╭─ Entries
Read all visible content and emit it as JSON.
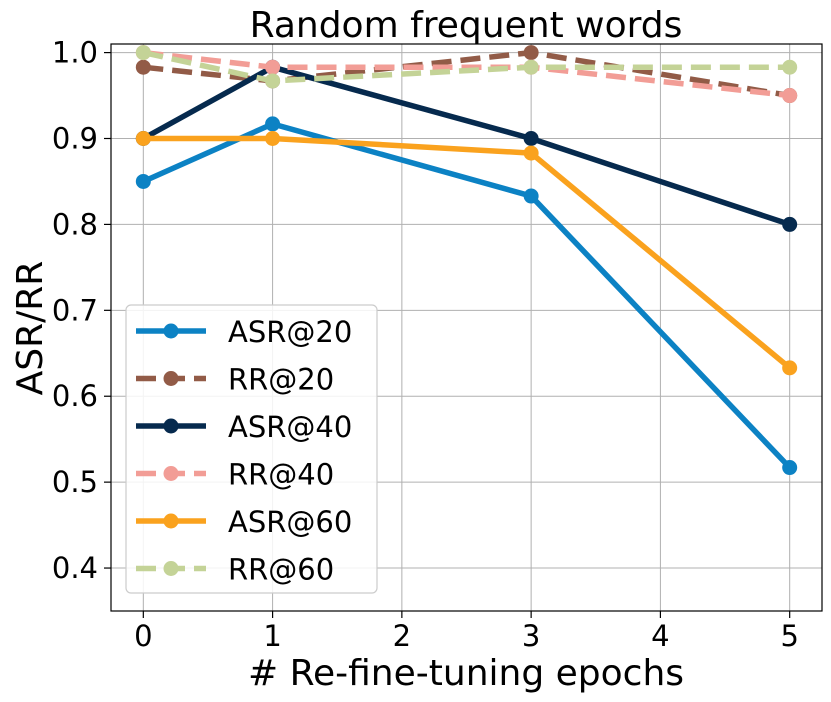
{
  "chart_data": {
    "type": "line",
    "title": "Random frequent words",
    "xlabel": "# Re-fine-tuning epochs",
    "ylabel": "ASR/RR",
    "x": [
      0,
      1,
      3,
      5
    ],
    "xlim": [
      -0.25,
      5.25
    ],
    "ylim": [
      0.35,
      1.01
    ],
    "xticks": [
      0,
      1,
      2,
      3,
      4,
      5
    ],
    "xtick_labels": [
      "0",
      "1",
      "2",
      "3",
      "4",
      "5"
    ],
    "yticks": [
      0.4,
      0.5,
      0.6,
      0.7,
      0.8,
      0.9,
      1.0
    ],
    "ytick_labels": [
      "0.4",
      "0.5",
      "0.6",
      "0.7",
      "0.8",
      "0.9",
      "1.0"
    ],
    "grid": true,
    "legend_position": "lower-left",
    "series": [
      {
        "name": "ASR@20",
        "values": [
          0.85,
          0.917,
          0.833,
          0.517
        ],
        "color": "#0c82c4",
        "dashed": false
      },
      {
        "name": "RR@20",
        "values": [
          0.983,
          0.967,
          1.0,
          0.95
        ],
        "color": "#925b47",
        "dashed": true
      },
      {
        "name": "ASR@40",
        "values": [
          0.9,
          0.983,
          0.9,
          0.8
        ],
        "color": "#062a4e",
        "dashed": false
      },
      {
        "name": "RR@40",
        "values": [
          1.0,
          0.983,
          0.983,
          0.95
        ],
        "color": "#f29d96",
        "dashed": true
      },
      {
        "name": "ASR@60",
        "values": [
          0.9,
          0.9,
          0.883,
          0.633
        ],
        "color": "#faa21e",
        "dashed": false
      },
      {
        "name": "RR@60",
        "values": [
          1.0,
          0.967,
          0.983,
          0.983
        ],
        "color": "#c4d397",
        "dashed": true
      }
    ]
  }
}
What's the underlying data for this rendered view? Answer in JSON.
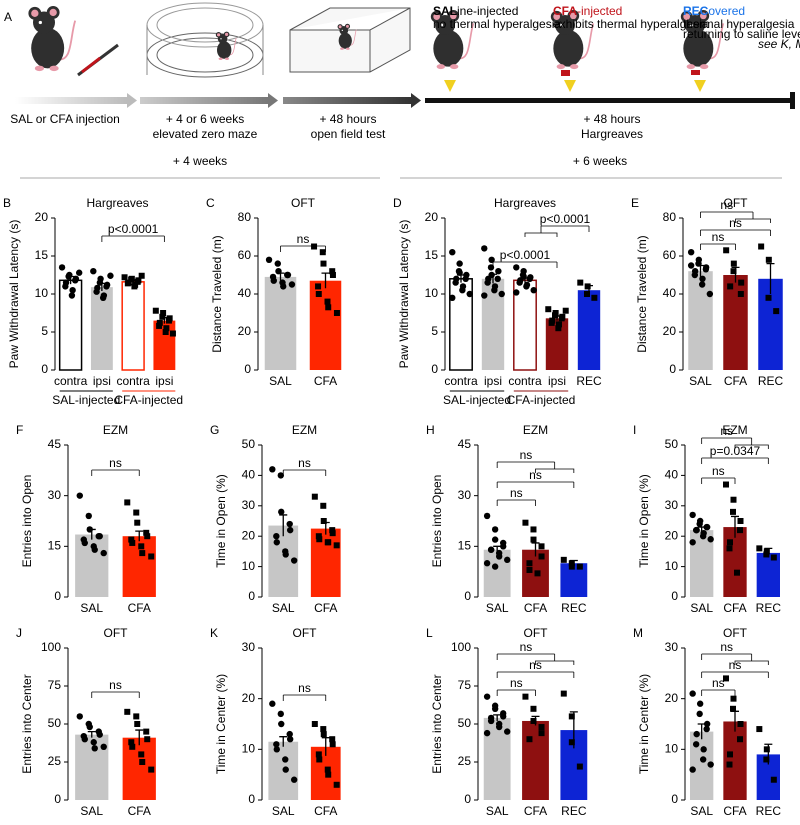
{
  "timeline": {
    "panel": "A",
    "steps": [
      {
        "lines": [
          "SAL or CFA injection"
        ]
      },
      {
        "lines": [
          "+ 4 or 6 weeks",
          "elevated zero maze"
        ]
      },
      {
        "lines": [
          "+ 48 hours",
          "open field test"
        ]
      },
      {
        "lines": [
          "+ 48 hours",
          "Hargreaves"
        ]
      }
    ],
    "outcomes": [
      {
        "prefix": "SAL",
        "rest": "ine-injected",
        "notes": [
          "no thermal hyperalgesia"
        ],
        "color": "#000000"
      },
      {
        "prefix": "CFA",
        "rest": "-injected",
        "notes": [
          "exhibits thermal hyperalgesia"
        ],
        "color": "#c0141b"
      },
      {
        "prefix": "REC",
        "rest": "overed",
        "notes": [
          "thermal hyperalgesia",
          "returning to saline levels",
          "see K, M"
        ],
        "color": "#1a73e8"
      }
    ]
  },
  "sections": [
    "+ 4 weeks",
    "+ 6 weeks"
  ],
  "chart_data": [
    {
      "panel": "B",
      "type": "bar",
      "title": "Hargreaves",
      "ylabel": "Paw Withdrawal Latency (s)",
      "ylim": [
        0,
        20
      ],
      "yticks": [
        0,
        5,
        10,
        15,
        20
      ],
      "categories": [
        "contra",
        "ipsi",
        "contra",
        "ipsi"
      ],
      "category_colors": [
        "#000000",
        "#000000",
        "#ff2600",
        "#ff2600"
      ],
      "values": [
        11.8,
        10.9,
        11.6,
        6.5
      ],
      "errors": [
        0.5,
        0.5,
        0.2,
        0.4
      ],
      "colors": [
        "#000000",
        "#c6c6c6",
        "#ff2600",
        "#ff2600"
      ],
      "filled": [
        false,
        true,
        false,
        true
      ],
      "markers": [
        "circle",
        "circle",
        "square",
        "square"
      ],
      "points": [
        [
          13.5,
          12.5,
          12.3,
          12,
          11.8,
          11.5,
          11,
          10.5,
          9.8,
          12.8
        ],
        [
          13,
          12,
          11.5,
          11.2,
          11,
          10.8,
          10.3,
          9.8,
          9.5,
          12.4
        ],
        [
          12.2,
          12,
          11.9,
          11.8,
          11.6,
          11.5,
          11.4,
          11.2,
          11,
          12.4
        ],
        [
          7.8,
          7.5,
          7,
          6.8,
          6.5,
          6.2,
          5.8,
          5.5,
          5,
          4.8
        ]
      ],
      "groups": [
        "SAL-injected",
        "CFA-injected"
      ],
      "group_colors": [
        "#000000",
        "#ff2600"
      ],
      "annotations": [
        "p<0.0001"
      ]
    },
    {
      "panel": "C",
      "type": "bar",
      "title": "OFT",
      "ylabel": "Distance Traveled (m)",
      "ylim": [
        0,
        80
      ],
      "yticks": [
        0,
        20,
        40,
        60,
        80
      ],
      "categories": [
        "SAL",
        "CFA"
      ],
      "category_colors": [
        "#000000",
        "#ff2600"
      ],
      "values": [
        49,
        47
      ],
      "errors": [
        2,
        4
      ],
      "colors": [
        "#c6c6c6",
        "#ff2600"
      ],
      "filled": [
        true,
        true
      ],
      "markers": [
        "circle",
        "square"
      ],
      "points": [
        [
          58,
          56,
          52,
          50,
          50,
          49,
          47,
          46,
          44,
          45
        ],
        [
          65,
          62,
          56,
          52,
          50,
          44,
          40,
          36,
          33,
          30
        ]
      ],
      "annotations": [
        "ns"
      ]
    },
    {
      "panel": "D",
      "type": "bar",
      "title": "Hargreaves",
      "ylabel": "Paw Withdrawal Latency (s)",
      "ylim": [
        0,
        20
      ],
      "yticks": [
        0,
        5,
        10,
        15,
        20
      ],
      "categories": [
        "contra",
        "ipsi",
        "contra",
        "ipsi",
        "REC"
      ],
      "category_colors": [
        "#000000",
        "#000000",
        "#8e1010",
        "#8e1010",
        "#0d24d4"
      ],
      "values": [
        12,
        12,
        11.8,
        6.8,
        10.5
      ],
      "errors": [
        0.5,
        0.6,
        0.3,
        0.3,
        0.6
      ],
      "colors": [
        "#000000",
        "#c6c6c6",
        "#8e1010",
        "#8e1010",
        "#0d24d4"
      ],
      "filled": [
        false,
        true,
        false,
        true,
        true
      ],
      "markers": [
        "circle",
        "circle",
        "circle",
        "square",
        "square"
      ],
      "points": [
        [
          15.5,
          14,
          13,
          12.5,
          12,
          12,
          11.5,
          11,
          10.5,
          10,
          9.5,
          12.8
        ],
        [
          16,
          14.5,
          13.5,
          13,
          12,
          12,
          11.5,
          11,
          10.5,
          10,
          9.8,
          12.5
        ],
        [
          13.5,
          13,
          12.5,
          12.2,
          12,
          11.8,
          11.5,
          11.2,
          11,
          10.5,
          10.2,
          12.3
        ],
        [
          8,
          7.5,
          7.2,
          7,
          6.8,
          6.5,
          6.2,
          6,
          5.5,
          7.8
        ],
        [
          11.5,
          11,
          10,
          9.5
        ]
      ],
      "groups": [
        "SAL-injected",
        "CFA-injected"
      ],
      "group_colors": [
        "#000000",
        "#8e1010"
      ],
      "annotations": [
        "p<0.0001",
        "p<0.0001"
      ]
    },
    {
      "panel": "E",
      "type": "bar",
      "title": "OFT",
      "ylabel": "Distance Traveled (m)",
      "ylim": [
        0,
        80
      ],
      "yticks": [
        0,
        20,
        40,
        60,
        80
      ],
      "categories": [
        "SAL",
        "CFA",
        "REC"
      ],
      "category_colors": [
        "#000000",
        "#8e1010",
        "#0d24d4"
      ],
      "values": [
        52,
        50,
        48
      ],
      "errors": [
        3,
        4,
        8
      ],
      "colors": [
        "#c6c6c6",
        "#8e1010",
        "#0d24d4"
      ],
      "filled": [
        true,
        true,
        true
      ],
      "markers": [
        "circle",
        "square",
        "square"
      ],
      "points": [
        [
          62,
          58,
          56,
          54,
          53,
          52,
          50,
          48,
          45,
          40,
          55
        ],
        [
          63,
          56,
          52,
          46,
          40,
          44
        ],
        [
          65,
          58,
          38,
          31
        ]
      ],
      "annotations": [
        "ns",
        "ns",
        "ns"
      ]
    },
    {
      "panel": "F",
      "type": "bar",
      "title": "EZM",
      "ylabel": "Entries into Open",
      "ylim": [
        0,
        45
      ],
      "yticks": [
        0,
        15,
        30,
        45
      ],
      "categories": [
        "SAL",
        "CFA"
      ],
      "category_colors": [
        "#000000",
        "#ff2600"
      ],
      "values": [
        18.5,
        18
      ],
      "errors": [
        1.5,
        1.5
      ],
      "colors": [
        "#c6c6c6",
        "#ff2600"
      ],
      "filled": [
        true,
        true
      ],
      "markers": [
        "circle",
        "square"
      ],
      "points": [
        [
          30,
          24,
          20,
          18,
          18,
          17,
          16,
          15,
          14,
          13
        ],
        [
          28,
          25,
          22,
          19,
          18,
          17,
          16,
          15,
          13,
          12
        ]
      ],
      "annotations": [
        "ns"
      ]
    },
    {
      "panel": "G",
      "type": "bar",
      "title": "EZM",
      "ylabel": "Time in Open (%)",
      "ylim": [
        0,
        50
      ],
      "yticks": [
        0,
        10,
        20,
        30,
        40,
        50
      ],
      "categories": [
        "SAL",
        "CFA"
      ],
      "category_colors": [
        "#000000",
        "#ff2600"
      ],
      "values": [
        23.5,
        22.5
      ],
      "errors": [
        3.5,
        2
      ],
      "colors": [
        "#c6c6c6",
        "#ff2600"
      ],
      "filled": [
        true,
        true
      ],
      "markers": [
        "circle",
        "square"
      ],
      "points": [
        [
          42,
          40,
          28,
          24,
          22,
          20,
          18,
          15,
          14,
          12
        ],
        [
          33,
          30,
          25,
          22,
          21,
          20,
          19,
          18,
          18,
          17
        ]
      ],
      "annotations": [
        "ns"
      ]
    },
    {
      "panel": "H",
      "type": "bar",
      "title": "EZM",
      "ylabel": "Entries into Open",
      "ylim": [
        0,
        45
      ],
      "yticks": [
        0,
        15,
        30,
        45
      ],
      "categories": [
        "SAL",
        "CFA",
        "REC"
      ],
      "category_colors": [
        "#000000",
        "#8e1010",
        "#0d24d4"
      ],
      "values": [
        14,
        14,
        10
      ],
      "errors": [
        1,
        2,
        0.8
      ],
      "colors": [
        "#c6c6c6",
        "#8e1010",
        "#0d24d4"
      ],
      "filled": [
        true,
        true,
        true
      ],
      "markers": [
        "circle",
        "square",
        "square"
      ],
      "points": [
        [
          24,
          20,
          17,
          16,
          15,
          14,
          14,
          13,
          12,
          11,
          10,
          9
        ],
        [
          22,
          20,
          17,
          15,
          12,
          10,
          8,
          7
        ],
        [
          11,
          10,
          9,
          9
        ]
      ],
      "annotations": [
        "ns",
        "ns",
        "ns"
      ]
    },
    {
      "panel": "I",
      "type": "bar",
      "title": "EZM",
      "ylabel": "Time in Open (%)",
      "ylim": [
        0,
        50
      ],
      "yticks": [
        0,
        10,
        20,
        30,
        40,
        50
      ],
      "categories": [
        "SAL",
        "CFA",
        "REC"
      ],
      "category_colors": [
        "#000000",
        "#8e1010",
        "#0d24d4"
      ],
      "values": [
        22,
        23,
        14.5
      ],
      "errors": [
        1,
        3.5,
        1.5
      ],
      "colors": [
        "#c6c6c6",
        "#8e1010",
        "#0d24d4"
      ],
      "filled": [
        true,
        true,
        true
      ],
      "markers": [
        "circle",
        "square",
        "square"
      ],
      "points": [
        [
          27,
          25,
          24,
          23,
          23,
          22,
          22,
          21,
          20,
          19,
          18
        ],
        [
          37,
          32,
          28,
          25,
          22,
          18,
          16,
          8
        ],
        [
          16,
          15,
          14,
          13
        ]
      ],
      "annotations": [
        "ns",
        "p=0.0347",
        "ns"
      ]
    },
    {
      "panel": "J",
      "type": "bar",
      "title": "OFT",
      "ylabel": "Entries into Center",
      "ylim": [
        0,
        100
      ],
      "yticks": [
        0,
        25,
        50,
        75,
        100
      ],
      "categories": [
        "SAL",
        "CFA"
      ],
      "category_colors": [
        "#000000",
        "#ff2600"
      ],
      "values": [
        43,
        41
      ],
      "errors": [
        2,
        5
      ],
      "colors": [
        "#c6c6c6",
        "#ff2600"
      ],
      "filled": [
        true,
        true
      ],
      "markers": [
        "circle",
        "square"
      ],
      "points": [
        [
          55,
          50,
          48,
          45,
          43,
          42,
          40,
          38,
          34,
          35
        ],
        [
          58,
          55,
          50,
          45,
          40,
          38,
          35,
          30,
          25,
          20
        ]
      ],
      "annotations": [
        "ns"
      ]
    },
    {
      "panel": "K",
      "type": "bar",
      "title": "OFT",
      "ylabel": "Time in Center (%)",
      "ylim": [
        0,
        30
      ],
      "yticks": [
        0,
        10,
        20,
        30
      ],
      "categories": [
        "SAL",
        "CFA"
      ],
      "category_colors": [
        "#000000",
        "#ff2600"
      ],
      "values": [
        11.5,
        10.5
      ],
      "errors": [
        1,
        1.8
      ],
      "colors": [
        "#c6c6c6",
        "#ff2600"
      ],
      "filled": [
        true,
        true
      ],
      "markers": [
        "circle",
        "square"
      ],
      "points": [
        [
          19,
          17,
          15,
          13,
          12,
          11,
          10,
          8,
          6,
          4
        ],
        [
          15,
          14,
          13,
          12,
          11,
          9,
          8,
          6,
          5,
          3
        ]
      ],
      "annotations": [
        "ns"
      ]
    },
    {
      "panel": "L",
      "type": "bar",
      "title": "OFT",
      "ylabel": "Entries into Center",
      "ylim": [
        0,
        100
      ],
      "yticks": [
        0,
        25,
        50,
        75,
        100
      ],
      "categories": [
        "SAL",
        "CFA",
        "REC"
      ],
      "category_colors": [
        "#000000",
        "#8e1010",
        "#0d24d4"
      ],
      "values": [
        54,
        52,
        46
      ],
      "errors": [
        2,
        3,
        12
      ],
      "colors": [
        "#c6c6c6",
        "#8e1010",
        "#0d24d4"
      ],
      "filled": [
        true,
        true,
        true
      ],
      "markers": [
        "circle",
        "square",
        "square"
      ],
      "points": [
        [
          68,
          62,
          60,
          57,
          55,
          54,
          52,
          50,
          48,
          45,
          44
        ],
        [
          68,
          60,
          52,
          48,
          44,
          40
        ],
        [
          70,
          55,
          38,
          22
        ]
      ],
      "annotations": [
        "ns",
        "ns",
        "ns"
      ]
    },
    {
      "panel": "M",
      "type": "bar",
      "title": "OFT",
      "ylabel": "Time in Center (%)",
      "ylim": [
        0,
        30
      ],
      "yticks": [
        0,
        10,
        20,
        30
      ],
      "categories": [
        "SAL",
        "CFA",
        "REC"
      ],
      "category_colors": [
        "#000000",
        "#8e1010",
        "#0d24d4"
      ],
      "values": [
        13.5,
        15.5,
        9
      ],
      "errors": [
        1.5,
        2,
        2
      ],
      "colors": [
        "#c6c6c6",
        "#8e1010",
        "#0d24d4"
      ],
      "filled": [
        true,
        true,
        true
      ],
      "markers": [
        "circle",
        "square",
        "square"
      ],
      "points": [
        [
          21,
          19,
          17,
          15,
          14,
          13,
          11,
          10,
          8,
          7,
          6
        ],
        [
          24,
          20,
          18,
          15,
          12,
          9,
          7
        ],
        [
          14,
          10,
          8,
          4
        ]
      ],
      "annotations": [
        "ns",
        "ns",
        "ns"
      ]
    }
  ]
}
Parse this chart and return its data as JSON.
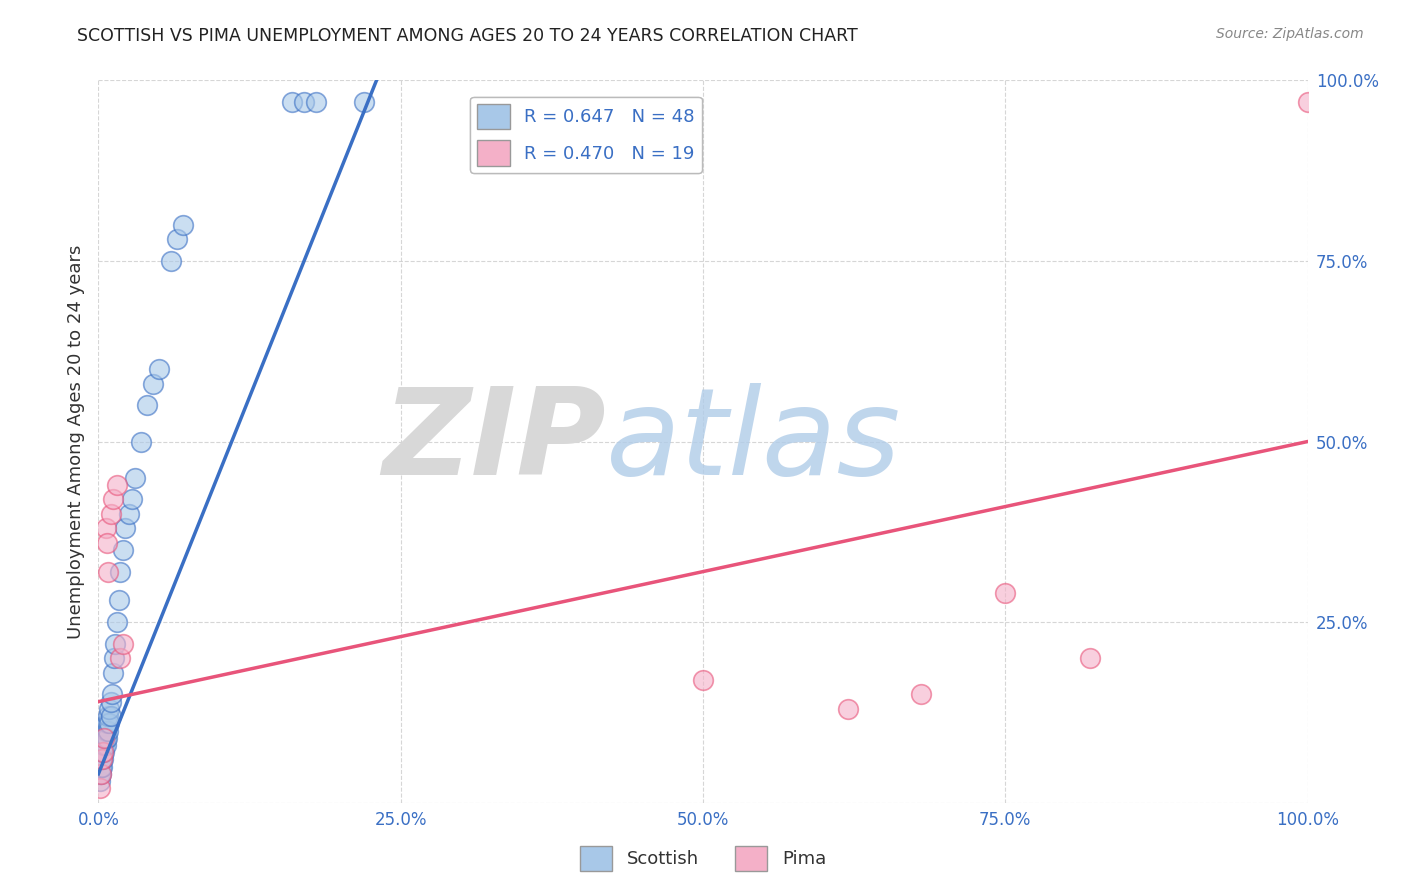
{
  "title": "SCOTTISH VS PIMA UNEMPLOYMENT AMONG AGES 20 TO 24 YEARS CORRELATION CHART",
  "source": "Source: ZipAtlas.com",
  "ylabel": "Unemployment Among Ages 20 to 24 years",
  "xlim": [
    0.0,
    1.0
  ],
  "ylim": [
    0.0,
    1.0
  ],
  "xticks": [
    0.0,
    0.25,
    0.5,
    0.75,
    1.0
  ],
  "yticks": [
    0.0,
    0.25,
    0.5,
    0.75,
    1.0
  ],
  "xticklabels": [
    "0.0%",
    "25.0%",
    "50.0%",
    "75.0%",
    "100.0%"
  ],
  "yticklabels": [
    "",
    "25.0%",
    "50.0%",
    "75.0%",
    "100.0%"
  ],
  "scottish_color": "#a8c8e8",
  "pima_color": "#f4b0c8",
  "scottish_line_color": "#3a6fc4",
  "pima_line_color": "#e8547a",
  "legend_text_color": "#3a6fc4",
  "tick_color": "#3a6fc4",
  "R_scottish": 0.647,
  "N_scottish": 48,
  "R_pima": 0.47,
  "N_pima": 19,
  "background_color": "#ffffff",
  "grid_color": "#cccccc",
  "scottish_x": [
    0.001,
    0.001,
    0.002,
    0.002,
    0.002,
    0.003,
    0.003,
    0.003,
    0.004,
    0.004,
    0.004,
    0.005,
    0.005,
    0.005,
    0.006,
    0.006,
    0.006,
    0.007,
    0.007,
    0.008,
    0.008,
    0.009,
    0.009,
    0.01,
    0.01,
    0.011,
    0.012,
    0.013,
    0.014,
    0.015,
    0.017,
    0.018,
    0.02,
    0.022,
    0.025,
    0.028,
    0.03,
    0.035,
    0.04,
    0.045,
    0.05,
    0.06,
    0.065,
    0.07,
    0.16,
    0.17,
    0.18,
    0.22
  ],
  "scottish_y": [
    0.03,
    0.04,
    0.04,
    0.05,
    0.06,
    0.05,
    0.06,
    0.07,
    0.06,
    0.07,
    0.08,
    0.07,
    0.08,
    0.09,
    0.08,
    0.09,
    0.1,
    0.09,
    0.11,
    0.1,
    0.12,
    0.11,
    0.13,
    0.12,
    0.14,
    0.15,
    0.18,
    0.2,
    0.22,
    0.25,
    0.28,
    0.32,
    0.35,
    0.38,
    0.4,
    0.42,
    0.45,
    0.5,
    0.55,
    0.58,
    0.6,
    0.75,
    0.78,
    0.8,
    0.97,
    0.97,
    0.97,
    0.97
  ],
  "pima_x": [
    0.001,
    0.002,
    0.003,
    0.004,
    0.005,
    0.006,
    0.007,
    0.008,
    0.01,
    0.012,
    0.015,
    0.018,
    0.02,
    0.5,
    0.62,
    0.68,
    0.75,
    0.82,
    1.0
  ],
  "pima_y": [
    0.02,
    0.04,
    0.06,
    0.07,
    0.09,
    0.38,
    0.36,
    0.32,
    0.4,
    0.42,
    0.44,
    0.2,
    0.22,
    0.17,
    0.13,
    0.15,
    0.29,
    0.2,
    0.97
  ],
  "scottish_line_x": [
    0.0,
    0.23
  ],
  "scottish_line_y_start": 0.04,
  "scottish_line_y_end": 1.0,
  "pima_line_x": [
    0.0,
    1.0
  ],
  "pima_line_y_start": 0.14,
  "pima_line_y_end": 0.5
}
╰─
Select every line of the material above holding the word "JSON" and copy it.

## Result of this exercise
Read all visible content and emit it as JSON.
What's the underlying data for this rendered view? Answer in JSON.
Parse this chart and return its data as JSON.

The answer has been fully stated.